═══ DATASET RECORDS

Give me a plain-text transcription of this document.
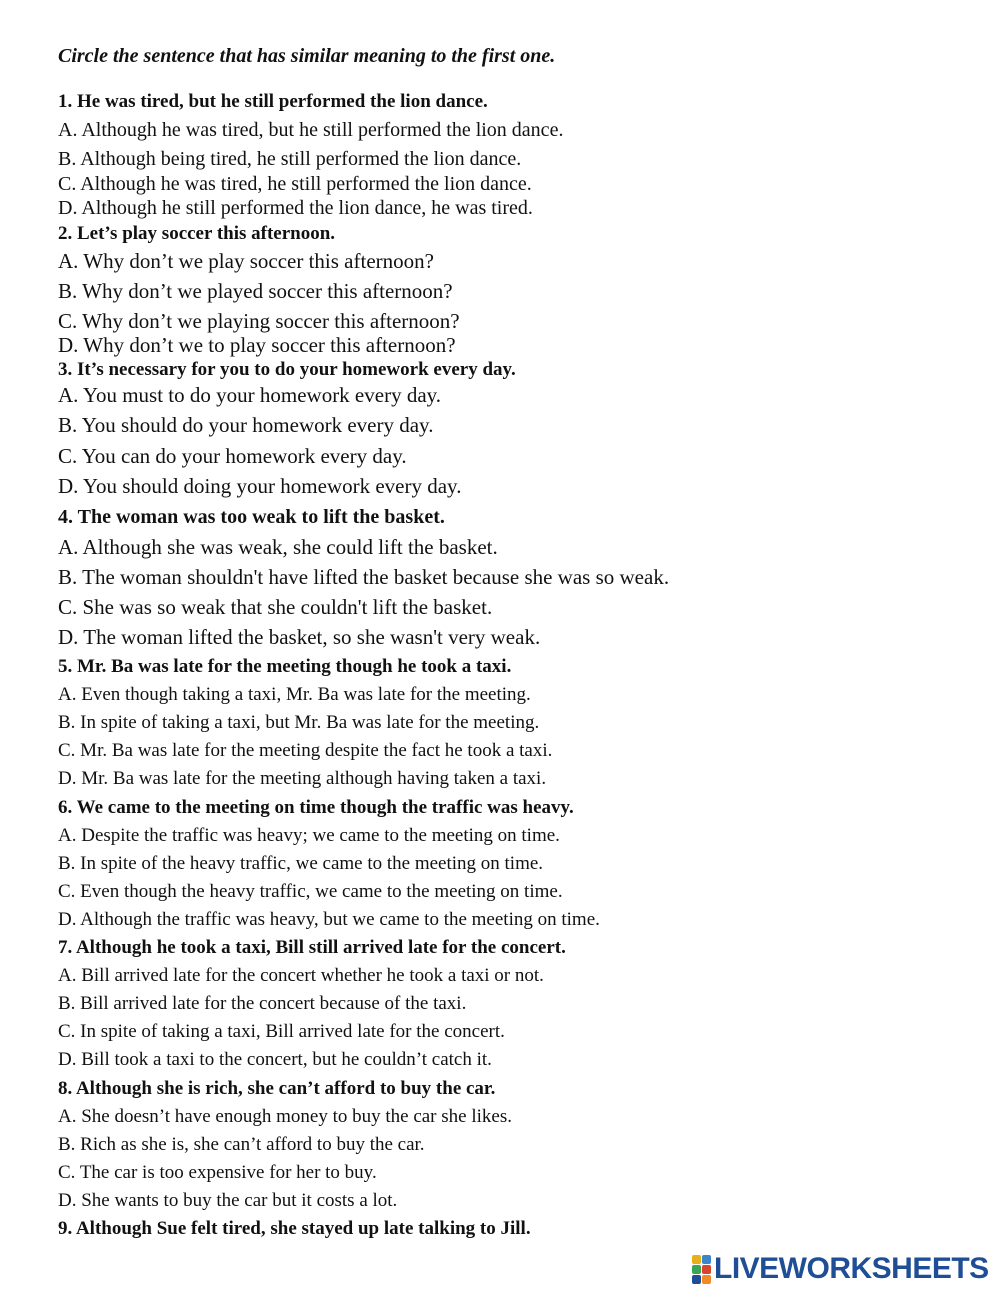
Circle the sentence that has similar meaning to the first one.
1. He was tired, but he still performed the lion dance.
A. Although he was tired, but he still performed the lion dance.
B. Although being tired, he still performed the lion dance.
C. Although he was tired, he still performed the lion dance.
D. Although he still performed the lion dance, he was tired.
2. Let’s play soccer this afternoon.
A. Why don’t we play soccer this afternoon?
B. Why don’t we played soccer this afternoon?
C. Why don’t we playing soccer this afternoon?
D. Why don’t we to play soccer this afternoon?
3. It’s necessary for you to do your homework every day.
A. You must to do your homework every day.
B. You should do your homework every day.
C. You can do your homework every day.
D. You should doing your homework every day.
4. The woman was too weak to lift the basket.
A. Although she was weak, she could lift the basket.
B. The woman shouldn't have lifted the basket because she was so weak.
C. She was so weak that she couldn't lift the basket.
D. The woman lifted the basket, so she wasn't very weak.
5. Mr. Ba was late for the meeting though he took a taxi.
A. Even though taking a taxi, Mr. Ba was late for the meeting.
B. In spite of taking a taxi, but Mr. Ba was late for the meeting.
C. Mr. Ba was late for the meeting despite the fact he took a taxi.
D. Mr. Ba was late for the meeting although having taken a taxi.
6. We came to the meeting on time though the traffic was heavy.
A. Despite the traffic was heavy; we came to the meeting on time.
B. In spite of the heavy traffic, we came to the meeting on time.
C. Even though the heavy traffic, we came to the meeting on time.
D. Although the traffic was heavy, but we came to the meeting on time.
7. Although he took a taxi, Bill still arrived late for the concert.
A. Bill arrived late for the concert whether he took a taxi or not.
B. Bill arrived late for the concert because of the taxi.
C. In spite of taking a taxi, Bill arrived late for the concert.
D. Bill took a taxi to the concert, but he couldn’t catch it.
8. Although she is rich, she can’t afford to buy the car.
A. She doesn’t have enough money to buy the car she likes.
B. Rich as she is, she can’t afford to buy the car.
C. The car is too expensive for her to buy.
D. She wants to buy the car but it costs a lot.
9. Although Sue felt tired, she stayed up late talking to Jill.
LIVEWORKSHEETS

══════

### WHAT IS EXPECTED
Each line of the data is to be duplicated exactly; pictures stay out of the copy.

### TASK RESULT
Give me a plain-text transcription of this document.
Circle the sentence that has similar meaning to the first one.
1. He was tired, but he still performed the lion dance.
A. Although he was tired, but he still performed the lion dance.
B. Although being tired, he still performed the lion dance.
C. Although he was tired, he still performed the lion dance.
D. Although he still performed the lion dance, he was tired.
2. Let’s play soccer this afternoon.
A. Why don’t we play soccer this afternoon?
B. Why don’t we played soccer this afternoon?
C. Why don’t we playing soccer this afternoon?
D. Why don’t we to play soccer this afternoon?
3. It’s necessary for you to do your homework every day.
A. You must to do your homework every day.
B. You should do your homework every day.
C. You can do your homework every day.
D. You should doing your homework every day.
4. The woman was too weak to lift the basket.
A. Although she was weak, she could lift the basket.
B. The woman shouldn't have lifted the basket because she was so weak.
C. She was so weak that she couldn't lift the basket.
D. The woman lifted the basket, so she wasn't very weak.
5. Mr. Ba was late for the meeting though he took a taxi.
A. Even though taking a taxi, Mr. Ba was late for the meeting.
B. In spite of taking a taxi, but Mr. Ba was late for the meeting.
C. Mr. Ba was late for the meeting despite the fact he took a taxi.
D. Mr. Ba was late for the meeting although having taken a taxi.
6. We came to the meeting on time though the traffic was heavy.
A. Despite the traffic was heavy; we came to the meeting on time.
B. In spite of the heavy traffic, we came to the meeting on time.
C. Even though the heavy traffic, we came to the meeting on time.
D. Although the traffic was heavy, but we came to the meeting on time.
7. Although he took a taxi, Bill still arrived late for the concert.
A. Bill arrived late for the concert whether he took a taxi or not.
B. Bill arrived late for the concert because of the taxi.
C. In spite of taking a taxi, Bill arrived late for the concert.
D. Bill took a taxi to the concert, but he couldn’t catch it.
8. Although she is rich, she can’t afford to buy the car.
A. She doesn’t have enough money to buy the car she likes.
B. Rich as she is, she can’t afford to buy the car.
C. The car is too expensive for her to buy.
D. She wants to buy the car but it costs a lot.
9. Although Sue felt tired, she stayed up late talking to Jill.
LIVEWORKSHEETS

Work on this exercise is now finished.